▶ _TASK DETAILS_
Keep the pictures out of the copy and repeat the records exactly.

▶ _SOURCE DATA_

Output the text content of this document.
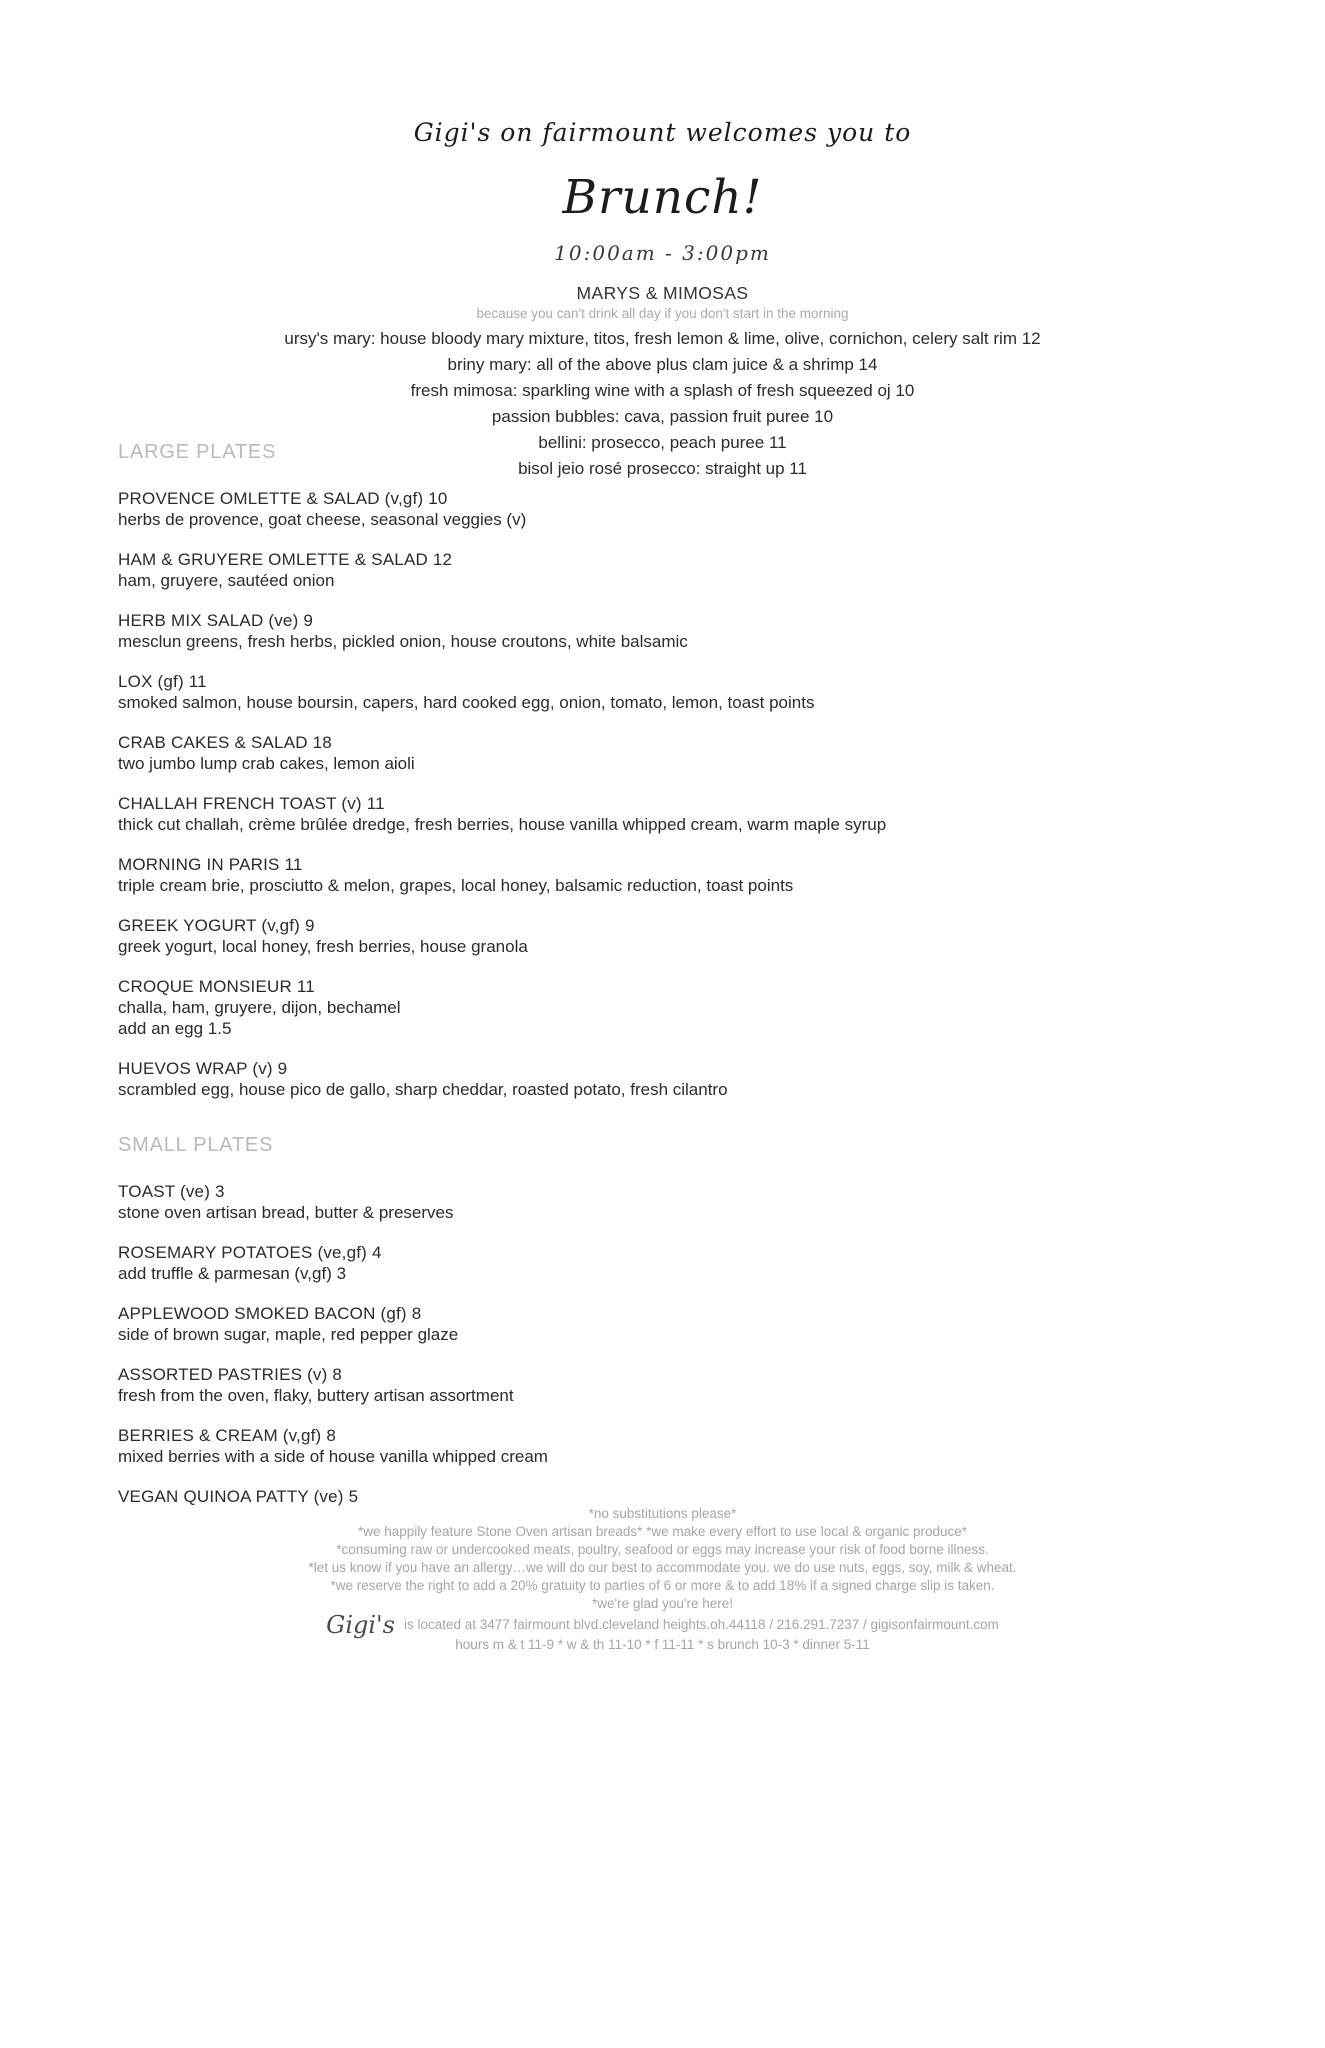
Gigi's on fairmount welcomes you to
Brunch!
10:00am - 3:00pm
MARYS & MIMOSAS
because you can't drink all day if you don't start in the morning
ursy's mary: house bloody mary mixture, titos, fresh lemon & lime, olive, cornichon, celery salt rim 12
briny mary: all of the above plus clam juice & a shrimp 14
fresh mimosa: sparkling wine with a splash of fresh squeezed oj 10
passion bubbles: cava, passion fruit puree 10
bellini: prosecco, peach puree 11
bisol jeio rosé prosecco: straight up 11
LARGE PLATES
PROVENCE OMLETTE & SALAD (v,gf) 10
herbs de provence, goat cheese, seasonal veggies (v)
HAM & GRUYERE OMLETTE & SALAD 12
ham, gruyere, sautéed onion
HERB MIX SALAD (ve) 9
mesclun greens, fresh herbs, pickled onion, house croutons, white balsamic
LOX (gf) 11
smoked salmon, house boursin, capers, hard cooked egg, onion, tomato, lemon, toast points
CRAB CAKES & SALAD 18
two jumbo lump crab cakes, lemon aioli
CHALLAH FRENCH TOAST (v) 11
thick cut challah, crème brûlée dredge, fresh berries, house vanilla whipped cream, warm maple syrup
MORNING IN PARIS 11
triple cream brie, prosciutto & melon, grapes, local honey, balsamic reduction, toast points
GREEK YOGURT (v,gf) 9
greek yogurt, local honey, fresh berries, house granola
CROQUE MONSIEUR 11
challa, ham, gruyere, dijon, bechamel
add an egg 1.5
HUEVOS WRAP (v) 9
scrambled egg, house pico de gallo, sharp cheddar, roasted potato, fresh cilantro
SMALL PLATES
TOAST (ve) 3
stone oven artisan bread, butter & preserves
ROSEMARY POTATOES (ve,gf) 4
add truffle & parmesan (v,gf) 3
APPLEWOOD SMOKED BACON (gf) 8
side of brown sugar, maple, red pepper glaze
ASSORTED PASTRIES (v) 8
fresh from the oven, flaky, buttery artisan assortment
BERRIES & CREAM (v,gf) 8
mixed berries with a side of house vanilla whipped cream
VEGAN QUINOA PATTY (ve) 5
*no substitutions please*
*we happily feature Stone Oven artisan breads* *we make every effort to use local & organic produce*
*consuming raw or undercooked meats, poultry, seafood or eggs may increase your risk of food borne illness.
*let us know if you have an allergy…we will do our best to accommodate you. we do use nuts, eggs, soy, milk & wheat.
*we reserve the right to add a 20% gratuity to parties of 6 or more & to add 18% if a signed charge slip is taken.
*we're glad you're here!
Gigi's is located at 3477 fairmount blvd.cleveland heights.oh.44118 / 216.291.7237 / gigisonfairmount.com
hours m & t 11-9 * w & th 11-10 * f 11-11 * s brunch 10-3 * dinner 5-11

▶ _THE RESULT_
Output the text content of this document.
Gigi's on fairmount welcomes you to
Brunch!
10:00am - 3:00pm
MARYS & MIMOSAS
because you can't drink all day if you don't start in the morning
ursy's mary: house bloody mary mixture, titos, fresh lemon & lime, olive, cornichon, celery salt rim 12
briny mary: all of the above plus clam juice & a shrimp 14
fresh mimosa: sparkling wine with a splash of fresh squeezed oj 10
passion bubbles: cava, passion fruit puree 10
bellini: prosecco, peach puree 11
bisol jeio rosé prosecco: straight up 11
LARGE PLATES
PROVENCE OMLETTE & SALAD (v,gf) 10
herbs de provence, goat cheese, seasonal veggies (v)
HAM & GRUYERE OMLETTE & SALAD 12
ham, gruyere, sautéed onion
HERB MIX SALAD (ve) 9
mesclun greens, fresh herbs, pickled onion, house croutons, white balsamic
LOX (gf) 11
smoked salmon, house boursin, capers, hard cooked egg, onion, tomato, lemon, toast points
CRAB CAKES & SALAD 18
two jumbo lump crab cakes, lemon aioli
CHALLAH FRENCH TOAST (v) 11
thick cut challah, crème brûlée dredge, fresh berries, house vanilla whipped cream, warm maple syrup
MORNING IN PARIS 11
triple cream brie, prosciutto & melon, grapes, local honey, balsamic reduction, toast points
GREEK YOGURT (v,gf) 9
greek yogurt, local honey, fresh berries, house granola
CROQUE MONSIEUR 11
challa, ham, gruyere, dijon, bechamel
add an egg 1.5
HUEVOS WRAP (v) 9
scrambled egg, house pico de gallo, sharp cheddar, roasted potato, fresh cilantro
SMALL PLATES
TOAST (ve) 3
stone oven artisan bread, butter & preserves
ROSEMARY POTATOES (ve,gf) 4
add truffle & parmesan (v,gf) 3
APPLEWOOD SMOKED BACON (gf) 8
side of brown sugar, maple, red pepper glaze
ASSORTED PASTRIES (v) 8
fresh from the oven, flaky, buttery artisan assortment
BERRIES & CREAM (v,gf) 8
mixed berries with a side of house vanilla whipped cream
VEGAN QUINOA PATTY (ve) 5
*no substitutions please*
*we happily feature Stone Oven artisan breads* *we make every effort to use local & organic produce*
*consuming raw or undercooked meats, poultry, seafood or eggs may increase your risk of food borne illness.
*let us know if you have an allergy…we will do our best to accommodate you. we do use nuts, eggs, soy, milk & wheat.
*we reserve the right to add a 20% gratuity to parties of 6 or more & to add 18% if a signed charge slip is taken.
*we're glad you're here!
Gigi's is located at 3477 fairmount blvd.cleveland heights.oh.44118 / 216.291.7237 / gigisonfairmount.com
hours m & t 11-9 * w & th 11-10 * f 11-11 * s brunch 10-3 * dinner 5-11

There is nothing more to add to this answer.